Dataset entries:
--
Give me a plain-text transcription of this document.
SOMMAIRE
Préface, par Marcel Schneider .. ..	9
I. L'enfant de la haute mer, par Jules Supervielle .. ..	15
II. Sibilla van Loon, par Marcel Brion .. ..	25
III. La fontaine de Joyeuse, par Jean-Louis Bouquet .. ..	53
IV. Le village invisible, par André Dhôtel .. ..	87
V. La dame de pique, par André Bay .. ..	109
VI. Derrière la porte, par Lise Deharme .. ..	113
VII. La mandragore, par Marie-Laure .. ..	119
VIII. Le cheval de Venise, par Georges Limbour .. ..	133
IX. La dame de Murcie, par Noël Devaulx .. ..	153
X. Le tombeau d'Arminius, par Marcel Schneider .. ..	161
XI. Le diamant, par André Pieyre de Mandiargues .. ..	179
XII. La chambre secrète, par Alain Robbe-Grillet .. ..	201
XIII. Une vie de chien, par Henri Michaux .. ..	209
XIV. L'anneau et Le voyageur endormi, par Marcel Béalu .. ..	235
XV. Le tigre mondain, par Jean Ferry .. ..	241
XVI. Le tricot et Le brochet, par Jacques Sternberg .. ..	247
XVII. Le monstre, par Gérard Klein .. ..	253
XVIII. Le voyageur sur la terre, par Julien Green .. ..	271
--
Written exercise:
Copy every line of the entries above in which "André" occurs.

Task solution:
IV. Le village invisible, par André Dhôtel .. ..	87
V. La dame de pique, par André Bay .. ..	109
XI. Le diamant, par André Pieyre de Mandiargues .. ..	179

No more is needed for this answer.